WORKING DATA —

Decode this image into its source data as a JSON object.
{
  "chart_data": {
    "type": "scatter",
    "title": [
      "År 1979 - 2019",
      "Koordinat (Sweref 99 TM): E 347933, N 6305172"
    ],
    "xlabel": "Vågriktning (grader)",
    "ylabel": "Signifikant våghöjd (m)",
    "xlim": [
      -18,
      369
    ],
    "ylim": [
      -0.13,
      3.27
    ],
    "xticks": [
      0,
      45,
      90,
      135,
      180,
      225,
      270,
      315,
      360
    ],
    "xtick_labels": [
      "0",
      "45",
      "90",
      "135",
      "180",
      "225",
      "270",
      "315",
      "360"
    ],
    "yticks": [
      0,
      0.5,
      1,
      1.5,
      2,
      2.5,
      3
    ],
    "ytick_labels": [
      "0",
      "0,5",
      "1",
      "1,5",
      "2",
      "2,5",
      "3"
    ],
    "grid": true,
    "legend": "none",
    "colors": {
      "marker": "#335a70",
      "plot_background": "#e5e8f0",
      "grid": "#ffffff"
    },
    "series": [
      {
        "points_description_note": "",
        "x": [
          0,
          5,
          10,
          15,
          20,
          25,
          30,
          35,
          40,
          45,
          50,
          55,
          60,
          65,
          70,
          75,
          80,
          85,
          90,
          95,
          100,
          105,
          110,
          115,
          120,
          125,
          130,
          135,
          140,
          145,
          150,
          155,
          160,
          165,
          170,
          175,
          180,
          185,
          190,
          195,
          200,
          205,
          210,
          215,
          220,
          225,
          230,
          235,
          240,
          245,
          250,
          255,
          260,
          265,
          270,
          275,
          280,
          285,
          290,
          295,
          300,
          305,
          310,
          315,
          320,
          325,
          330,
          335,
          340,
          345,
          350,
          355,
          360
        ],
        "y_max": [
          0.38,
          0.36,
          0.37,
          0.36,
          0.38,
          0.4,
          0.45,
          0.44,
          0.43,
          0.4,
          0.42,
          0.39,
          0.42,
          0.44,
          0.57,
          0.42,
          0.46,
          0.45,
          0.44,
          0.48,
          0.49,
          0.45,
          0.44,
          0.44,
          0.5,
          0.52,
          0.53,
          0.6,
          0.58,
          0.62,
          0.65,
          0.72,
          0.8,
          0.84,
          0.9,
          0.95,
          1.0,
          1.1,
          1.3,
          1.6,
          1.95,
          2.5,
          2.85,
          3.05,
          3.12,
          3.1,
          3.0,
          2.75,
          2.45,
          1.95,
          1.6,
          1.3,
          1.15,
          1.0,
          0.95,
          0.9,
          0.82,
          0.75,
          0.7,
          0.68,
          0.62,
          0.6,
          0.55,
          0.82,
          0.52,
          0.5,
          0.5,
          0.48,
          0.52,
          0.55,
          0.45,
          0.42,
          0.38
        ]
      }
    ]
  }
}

AIM — Exactly reproduce every record.

SOLUTION TO THE PROBLEM —
Decode this image into its source data as a JSON object.
{
  "chart_data": {
    "type": "scatter",
    "title": [
      "År 1979 - 2019",
      "Koordinat (Sweref 99 TM): E 347933, N 6305172"
    ],
    "xlabel": "Vågriktning (grader)",
    "ylabel": "Signifikant våghöjd (m)",
    "xlim": [
      -18,
      369
    ],
    "ylim": [
      -0.13,
      3.27
    ],
    "xticks": [
      0,
      45,
      90,
      135,
      180,
      225,
      270,
      315,
      360
    ],
    "xtick_labels": [
      "0",
      "45",
      "90",
      "135",
      "180",
      "225",
      "270",
      "315",
      "360"
    ],
    "yticks": [
      0,
      0.5,
      1,
      1.5,
      2,
      2.5,
      3
    ],
    "ytick_labels": [
      "0",
      "0,5",
      "1",
      "1,5",
      "2",
      "2,5",
      "3"
    ],
    "grid": true,
    "legend": "none",
    "colors": {
      "marker": "#335a70",
      "plot_background": "#e5e8f0",
      "grid": "#ffffff"
    },
    "series": [
      {
        "points_description_note": "",
        "x": [
          0,
          5,
          10,
          15,
          20,
          25,
          30,
          35,
          40,
          45,
          50,
          55,
          60,
          65,
          70,
          75,
          80,
          85,
          90,
          95,
          100,
          105,
          110,
          115,
          120,
          125,
          130,
          135,
          140,
          145,
          150,
          155,
          160,
          165,
          170,
          175,
          180,
          185,
          190,
          195,
          200,
          205,
          210,
          215,
          220,
          225,
          230,
          235,
          240,
          245,
          250,
          255,
          260,
          265,
          270,
          275,
          280,
          285,
          290,
          295,
          300,
          305,
          310,
          315,
          320,
          325,
          330,
          335,
          340,
          345,
          350,
          355,
          360
        ],
        "y_max": [
          0.38,
          0.36,
          0.37,
          0.36,
          0.38,
          0.4,
          0.45,
          0.44,
          0.43,
          0.4,
          0.42,
          0.39,
          0.42,
          0.44,
          0.57,
          0.42,
          0.46,
          0.45,
          0.44,
          0.48,
          0.49,
          0.45,
          0.44,
          0.44,
          0.5,
          0.52,
          0.53,
          0.6,
          0.58,
          0.62,
          0.65,
          0.72,
          0.8,
          0.84,
          0.9,
          0.95,
          1.0,
          1.1,
          1.3,
          1.6,
          1.95,
          2.5,
          2.85,
          3.05,
          3.12,
          3.1,
          3.0,
          2.75,
          2.45,
          1.95,
          1.6,
          1.3,
          1.15,
          1.0,
          0.95,
          0.9,
          0.82,
          0.75,
          0.7,
          0.68,
          0.62,
          0.6,
          0.55,
          0.82,
          0.52,
          0.5,
          0.5,
          0.48,
          0.52,
          0.55,
          0.45,
          0.42,
          0.38
        ]
      }
    ]
  }
}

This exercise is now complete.